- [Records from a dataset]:
····················

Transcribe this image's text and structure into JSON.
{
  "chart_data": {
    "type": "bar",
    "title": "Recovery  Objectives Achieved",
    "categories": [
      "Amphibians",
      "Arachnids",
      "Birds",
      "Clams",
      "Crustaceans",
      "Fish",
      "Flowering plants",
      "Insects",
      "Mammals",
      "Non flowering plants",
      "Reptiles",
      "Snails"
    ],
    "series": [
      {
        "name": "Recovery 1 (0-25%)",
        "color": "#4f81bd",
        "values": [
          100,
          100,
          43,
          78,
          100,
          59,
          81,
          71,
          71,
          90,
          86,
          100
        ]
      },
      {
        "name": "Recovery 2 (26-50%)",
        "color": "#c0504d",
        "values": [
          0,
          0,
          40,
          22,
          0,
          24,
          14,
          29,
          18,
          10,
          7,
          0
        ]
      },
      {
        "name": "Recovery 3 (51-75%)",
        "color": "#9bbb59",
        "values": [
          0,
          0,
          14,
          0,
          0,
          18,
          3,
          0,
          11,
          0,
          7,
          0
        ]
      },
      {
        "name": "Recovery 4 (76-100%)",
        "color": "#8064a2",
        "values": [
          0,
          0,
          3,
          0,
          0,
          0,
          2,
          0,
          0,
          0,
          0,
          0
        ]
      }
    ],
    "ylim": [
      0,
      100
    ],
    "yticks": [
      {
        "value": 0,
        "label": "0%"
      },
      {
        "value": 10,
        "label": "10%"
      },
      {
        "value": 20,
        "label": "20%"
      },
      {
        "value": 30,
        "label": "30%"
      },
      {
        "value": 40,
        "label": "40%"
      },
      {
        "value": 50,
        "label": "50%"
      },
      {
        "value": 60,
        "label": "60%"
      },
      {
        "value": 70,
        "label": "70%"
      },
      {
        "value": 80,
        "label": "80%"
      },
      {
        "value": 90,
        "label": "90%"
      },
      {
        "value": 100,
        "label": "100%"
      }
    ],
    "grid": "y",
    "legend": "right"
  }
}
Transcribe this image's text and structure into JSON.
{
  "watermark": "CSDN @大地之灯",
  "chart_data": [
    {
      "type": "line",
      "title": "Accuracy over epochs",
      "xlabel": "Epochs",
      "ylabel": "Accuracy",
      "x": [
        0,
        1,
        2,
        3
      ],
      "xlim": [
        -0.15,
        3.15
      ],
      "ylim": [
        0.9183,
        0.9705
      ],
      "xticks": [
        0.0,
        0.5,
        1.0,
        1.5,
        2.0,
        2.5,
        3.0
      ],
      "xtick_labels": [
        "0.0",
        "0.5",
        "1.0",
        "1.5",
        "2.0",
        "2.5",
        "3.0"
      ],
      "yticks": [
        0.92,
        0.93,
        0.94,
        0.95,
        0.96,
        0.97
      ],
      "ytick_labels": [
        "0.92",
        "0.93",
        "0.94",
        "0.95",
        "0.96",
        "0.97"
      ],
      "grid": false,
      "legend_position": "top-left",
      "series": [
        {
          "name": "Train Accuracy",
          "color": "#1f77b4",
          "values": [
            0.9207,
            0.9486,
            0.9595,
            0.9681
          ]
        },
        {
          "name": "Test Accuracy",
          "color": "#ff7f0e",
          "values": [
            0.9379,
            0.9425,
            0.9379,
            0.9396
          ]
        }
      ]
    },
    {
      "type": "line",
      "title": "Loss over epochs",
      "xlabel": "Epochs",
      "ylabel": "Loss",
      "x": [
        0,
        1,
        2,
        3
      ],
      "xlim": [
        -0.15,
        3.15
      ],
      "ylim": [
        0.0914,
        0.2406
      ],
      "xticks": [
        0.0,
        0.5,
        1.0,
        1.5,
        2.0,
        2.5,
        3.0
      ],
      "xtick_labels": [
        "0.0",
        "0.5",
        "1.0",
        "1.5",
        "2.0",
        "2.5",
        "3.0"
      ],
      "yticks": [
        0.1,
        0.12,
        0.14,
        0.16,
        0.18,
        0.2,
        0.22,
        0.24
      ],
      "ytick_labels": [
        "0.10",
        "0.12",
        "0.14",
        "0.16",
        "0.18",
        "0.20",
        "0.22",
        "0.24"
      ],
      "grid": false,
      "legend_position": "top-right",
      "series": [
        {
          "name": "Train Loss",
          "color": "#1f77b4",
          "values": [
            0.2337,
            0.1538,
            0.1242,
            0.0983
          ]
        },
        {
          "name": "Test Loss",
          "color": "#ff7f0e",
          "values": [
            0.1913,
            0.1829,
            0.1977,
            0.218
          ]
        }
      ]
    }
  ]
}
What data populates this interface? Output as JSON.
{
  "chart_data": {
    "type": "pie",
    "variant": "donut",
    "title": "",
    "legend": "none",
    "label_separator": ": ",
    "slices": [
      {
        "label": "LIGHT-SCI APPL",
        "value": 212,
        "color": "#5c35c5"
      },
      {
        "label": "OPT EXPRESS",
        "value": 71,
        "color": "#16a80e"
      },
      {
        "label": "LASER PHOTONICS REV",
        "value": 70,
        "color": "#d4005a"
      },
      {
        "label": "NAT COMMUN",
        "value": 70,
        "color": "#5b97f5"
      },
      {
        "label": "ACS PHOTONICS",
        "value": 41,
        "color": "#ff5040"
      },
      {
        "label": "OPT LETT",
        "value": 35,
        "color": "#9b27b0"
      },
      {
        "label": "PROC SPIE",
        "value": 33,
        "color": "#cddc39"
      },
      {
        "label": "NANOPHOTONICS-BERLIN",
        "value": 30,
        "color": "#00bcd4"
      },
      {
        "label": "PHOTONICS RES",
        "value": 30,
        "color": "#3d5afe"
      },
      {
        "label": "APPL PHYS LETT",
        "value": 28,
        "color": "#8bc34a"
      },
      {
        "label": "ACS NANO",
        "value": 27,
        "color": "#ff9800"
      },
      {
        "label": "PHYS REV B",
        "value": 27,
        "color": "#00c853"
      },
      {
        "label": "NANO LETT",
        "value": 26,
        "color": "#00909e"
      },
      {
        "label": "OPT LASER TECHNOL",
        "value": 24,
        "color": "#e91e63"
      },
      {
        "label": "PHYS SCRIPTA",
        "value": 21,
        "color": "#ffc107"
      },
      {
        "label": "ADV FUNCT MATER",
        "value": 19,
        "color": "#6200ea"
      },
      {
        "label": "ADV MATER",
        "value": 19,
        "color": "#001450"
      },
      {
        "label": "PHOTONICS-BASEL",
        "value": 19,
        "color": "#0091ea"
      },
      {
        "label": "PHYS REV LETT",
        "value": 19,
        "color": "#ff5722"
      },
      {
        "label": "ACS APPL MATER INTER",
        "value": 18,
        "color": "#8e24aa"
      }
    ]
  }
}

····················

- [AIM]: Retype the records above exactly.

- [OUTPUT OF THE TASK]:
Transcribe this image's text and structure into JSON.
{
  "chart_data": {
    "type": "bar",
    "title": "Recovery  Objectives Achieved",
    "categories": [
      "Amphibians",
      "Arachnids",
      "Birds",
      "Clams",
      "Crustaceans",
      "Fish",
      "Flowering plants",
      "Insects",
      "Mammals",
      "Non flowering plants",
      "Reptiles",
      "Snails"
    ],
    "series": [
      {
        "name": "Recovery 1 (0-25%)",
        "color": "#4f81bd",
        "values": [
          100,
          100,
          43,
          78,
          100,
          59,
          81,
          71,
          71,
          90,
          86,
          100
        ]
      },
      {
        "name": "Recovery 2 (26-50%)",
        "color": "#c0504d",
        "values": [
          0,
          0,
          40,
          22,
          0,
          24,
          14,
          29,
          18,
          10,
          7,
          0
        ]
      },
      {
        "name": "Recovery 3 (51-75%)",
        "color": "#9bbb59",
        "values": [
          0,
          0,
          14,
          0,
          0,
          18,
          3,
          0,
          11,
          0,
          7,
          0
        ]
      },
      {
        "name": "Recovery 4 (76-100%)",
        "color": "#8064a2",
        "values": [
          0,
          0,
          3,
          0,
          0,
          0,
          2,
          0,
          0,
          0,
          0,
          0
        ]
      }
    ],
    "ylim": [
      0,
      100
    ],
    "yticks": [
      {
        "value": 0,
        "label": "0%"
      },
      {
        "value": 10,
        "label": "10%"
      },
      {
        "value": 20,
        "label": "20%"
      },
      {
        "value": 30,
        "label": "30%"
      },
      {
        "value": 40,
        "label": "40%"
      },
      {
        "value": 50,
        "label": "50%"
      },
      {
        "value": 60,
        "label": "60%"
      },
      {
        "value": 70,
        "label": "70%"
      },
      {
        "value": 80,
        "label": "80%"
      },
      {
        "value": 90,
        "label": "90%"
      },
      {
        "value": 100,
        "label": "100%"
      }
    ],
    "grid": "y",
    "legend": "right"
  }
}
Transcribe this image's text and structure into JSON.
{
  "watermark": "CSDN @大地之灯",
  "chart_data": [
    {
      "type": "line",
      "title": "Accuracy over epochs",
      "xlabel": "Epochs",
      "ylabel": "Accuracy",
      "x": [
        0,
        1,
        2,
        3
      ],
      "xlim": [
        -0.15,
        3.15
      ],
      "ylim": [
        0.9183,
        0.9705
      ],
      "xticks": [
        0.0,
        0.5,
        1.0,
        1.5,
        2.0,
        2.5,
        3.0
      ],
      "xtick_labels": [
        "0.0",
        "0.5",
        "1.0",
        "1.5",
        "2.0",
        "2.5",
        "3.0"
      ],
      "yticks": [
        0.92,
        0.93,
        0.94,
        0.95,
        0.96,
        0.97
      ],
      "ytick_labels": [
        "0.92",
        "0.93",
        "0.94",
        "0.95",
        "0.96",
        "0.97"
      ],
      "grid": false,
      "legend_position": "top-left",
      "series": [
        {
          "name": "Train Accuracy",
          "color": "#1f77b4",
          "values": [
            0.9207,
            0.9486,
            0.9595,
            0.9681
          ]
        },
        {
          "name": "Test Accuracy",
          "color": "#ff7f0e",
          "values": [
            0.9379,
            0.9425,
            0.9379,
            0.9396
          ]
        }
      ]
    },
    {
      "type": "line",
      "title": "Loss over epochs",
      "xlabel": "Epochs",
      "ylabel": "Loss",
      "x": [
        0,
        1,
        2,
        3
      ],
      "xlim": [
        -0.15,
        3.15
      ],
      "ylim": [
        0.0914,
        0.2406
      ],
      "xticks": [
        0.0,
        0.5,
        1.0,
        1.5,
        2.0,
        2.5,
        3.0
      ],
      "xtick_labels": [
        "0.0",
        "0.5",
        "1.0",
        "1.5",
        "2.0",
        "2.5",
        "3.0"
      ],
      "yticks": [
        0.1,
        0.12,
        0.14,
        0.16,
        0.18,
        0.2,
        0.22,
        0.24
      ],
      "ytick_labels": [
        "0.10",
        "0.12",
        "0.14",
        "0.16",
        "0.18",
        "0.20",
        "0.22",
        "0.24"
      ],
      "grid": false,
      "legend_position": "top-right",
      "series": [
        {
          "name": "Train Loss",
          "color": "#1f77b4",
          "values": [
            0.2337,
            0.1538,
            0.1242,
            0.0983
          ]
        },
        {
          "name": "Test Loss",
          "color": "#ff7f0e",
          "values": [
            0.1913,
            0.1829,
            0.1977,
            0.218
          ]
        }
      ]
    }
  ]
}
What data populates this interface? Output as JSON.
{
  "chart_data": {
    "type": "pie",
    "variant": "donut",
    "title": "",
    "legend": "none",
    "label_separator": ": ",
    "slices": [
      {
        "label": "LIGHT-SCI APPL",
        "value": 212,
        "color": "#5c35c5"
      },
      {
        "label": "OPT EXPRESS",
        "value": 71,
        "color": "#16a80e"
      },
      {
        "label": "LASER PHOTONICS REV",
        "value": 70,
        "color": "#d4005a"
      },
      {
        "label": "NAT COMMUN",
        "value": 70,
        "color": "#5b97f5"
      },
      {
        "label": "ACS PHOTONICS",
        "value": 41,
        "color": "#ff5040"
      },
      {
        "label": "OPT LETT",
        "value": 35,
        "color": "#9b27b0"
      },
      {
        "label": "PROC SPIE",
        "value": 33,
        "color": "#cddc39"
      },
      {
        "label": "NANOPHOTONICS-BERLIN",
        "value": 30,
        "color": "#00bcd4"
      },
      {
        "label": "PHOTONICS RES",
        "value": 30,
        "color": "#3d5afe"
      },
      {
        "label": "APPL PHYS LETT",
        "value": 28,
        "color": "#8bc34a"
      },
      {
        "label": "ACS NANO",
        "value": 27,
        "color": "#ff9800"
      },
      {
        "label": "PHYS REV B",
        "value": 27,
        "color": "#00c853"
      },
      {
        "label": "NANO LETT",
        "value": 26,
        "color": "#00909e"
      },
      {
        "label": "OPT LASER TECHNOL",
        "value": 24,
        "color": "#e91e63"
      },
      {
        "label": "PHYS SCRIPTA",
        "value": 21,
        "color": "#ffc107"
      },
      {
        "label": "ADV FUNCT MATER",
        "value": 19,
        "color": "#6200ea"
      },
      {
        "label": "ADV MATER",
        "value": 19,
        "color": "#001450"
      },
      {
        "label": "PHOTONICS-BASEL",
        "value": 19,
        "color": "#0091ea"
      },
      {
        "label": "PHYS REV LETT",
        "value": 19,
        "color": "#ff5722"
      },
      {
        "label": "ACS APPL MATER INTER",
        "value": 18,
        "color": "#8e24aa"
      }
    ]
  }
}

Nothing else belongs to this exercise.